§ AVAILABLE RECORDS:
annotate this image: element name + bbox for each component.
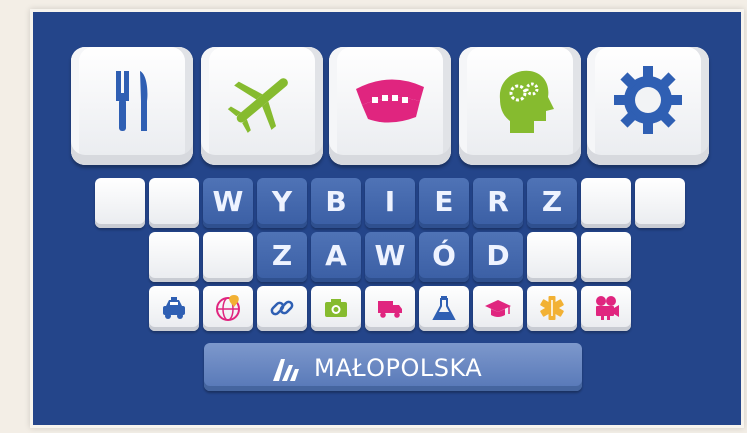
letter-key: I: [365, 178, 415, 228]
head-gears-icon: [499, 70, 554, 133]
letter-key: W: [365, 232, 415, 282]
letter-key: D: [473, 232, 523, 282]
key-geography: [203, 286, 253, 331]
keyboard-poster: W Y B I E R Z Z A W Ó D MAŁOPOLSKA: [30, 9, 744, 428]
blank-key: [95, 178, 145, 228]
letter-key: Ó: [419, 232, 469, 282]
brand-name: MAŁOPOLSKA: [314, 354, 483, 382]
key-tourism: [201, 47, 323, 165]
camera-icon: [325, 299, 347, 317]
globe-pin-icon: [216, 295, 240, 321]
letter-key: Z: [257, 232, 307, 282]
blank-key: [149, 178, 199, 228]
letter-key: W: [203, 178, 253, 228]
letter-key: B: [311, 178, 361, 228]
dental-jaw-icon: [356, 79, 424, 123]
brand-space-bar: MAŁOPOLSKA: [204, 343, 582, 391]
key-driver: [149, 286, 199, 331]
key-it: [257, 286, 307, 331]
medical-star-icon: [540, 296, 564, 320]
key-logistics: [365, 286, 415, 331]
letter-key: Y: [257, 178, 307, 228]
blank-key: [635, 178, 685, 228]
blank-key: [581, 232, 631, 282]
key-film: [581, 286, 631, 331]
key-photography: [311, 286, 361, 331]
letter-key: R: [473, 178, 523, 228]
letter-key: Z: [527, 178, 577, 228]
malopolska-logo-icon: [273, 359, 299, 381]
blank-key: [149, 232, 199, 282]
truck-icon: [378, 301, 402, 318]
letter-key: E: [419, 178, 469, 228]
flask-icon: [432, 296, 456, 320]
key-engineering: [587, 47, 709, 165]
blank-key: [527, 232, 577, 282]
blank-key: [581, 178, 631, 228]
key-education: [473, 286, 523, 331]
key-chemistry: [419, 286, 469, 331]
graduation-cap-icon: [485, 300, 511, 317]
car-icon: [163, 297, 185, 319]
key-dentistry: [329, 47, 451, 165]
key-gastronomy: [71, 47, 193, 165]
film-camera-icon: [596, 296, 619, 320]
key-medicine: [527, 286, 577, 331]
link-icon: [270, 300, 294, 316]
letter-key: A: [311, 232, 361, 282]
blank-key: [203, 232, 253, 282]
airplane-icon: [227, 78, 288, 133]
fork-knife-icon: [116, 71, 148, 131]
key-psychology: [459, 47, 581, 165]
gear-icon: [614, 66, 682, 134]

§ STATED EXERCISE: Can you copy every line above verbatim, leaving out the picture?

§ FINISHED ANSWER:
annotate this image: element name + bbox for each component.
letter-key: I: [365, 178, 415, 228]
head-gears-icon: [499, 70, 554, 133]
letter-key: W: [365, 232, 415, 282]
letter-key: D: [473, 232, 523, 282]
key-geography: [203, 286, 253, 331]
keyboard-poster: W Y B I E R Z Z A W Ó D MAŁOPOLSKA: [30, 9, 744, 428]
blank-key: [95, 178, 145, 228]
letter-key: Ó: [419, 232, 469, 282]
brand-name: MAŁOPOLSKA: [314, 354, 483, 382]
key-tourism: [201, 47, 323, 165]
camera-icon: [325, 299, 347, 317]
globe-pin-icon: [216, 295, 240, 321]
letter-key: Z: [257, 232, 307, 282]
blank-key: [149, 178, 199, 228]
letter-key: W: [203, 178, 253, 228]
letter-key: B: [311, 178, 361, 228]
dental-jaw-icon: [356, 79, 424, 123]
brand-space-bar: MAŁOPOLSKA: [204, 343, 582, 391]
key-driver: [149, 286, 199, 331]
key-it: [257, 286, 307, 331]
medical-star-icon: [540, 296, 564, 320]
key-logistics: [365, 286, 415, 331]
letter-key: Y: [257, 178, 307, 228]
blank-key: [635, 178, 685, 228]
blank-key: [581, 232, 631, 282]
key-film: [581, 286, 631, 331]
key-photography: [311, 286, 361, 331]
letter-key: R: [473, 178, 523, 228]
letter-key: Z: [527, 178, 577, 228]
malopolska-logo-icon: [273, 359, 299, 381]
blank-key: [149, 232, 199, 282]
truck-icon: [378, 301, 402, 318]
letter-key: E: [419, 178, 469, 228]
flask-icon: [432, 296, 456, 320]
key-engineering: [587, 47, 709, 165]
blank-key: [527, 232, 577, 282]
blank-key: [581, 178, 631, 228]
key-education: [473, 286, 523, 331]
key-chemistry: [419, 286, 469, 331]
graduation-cap-icon: [485, 300, 511, 317]
car-icon: [163, 297, 185, 319]
key-dentistry: [329, 47, 451, 165]
key-gastronomy: [71, 47, 193, 165]
film-camera-icon: [596, 296, 619, 320]
key-medicine: [527, 286, 577, 331]
link-icon: [270, 300, 294, 316]
letter-key: A: [311, 232, 361, 282]
blank-key: [203, 232, 253, 282]
airplane-icon: [227, 78, 288, 133]
fork-knife-icon: [116, 71, 148, 131]
key-psychology: [459, 47, 581, 165]
gear-icon: [614, 66, 682, 134]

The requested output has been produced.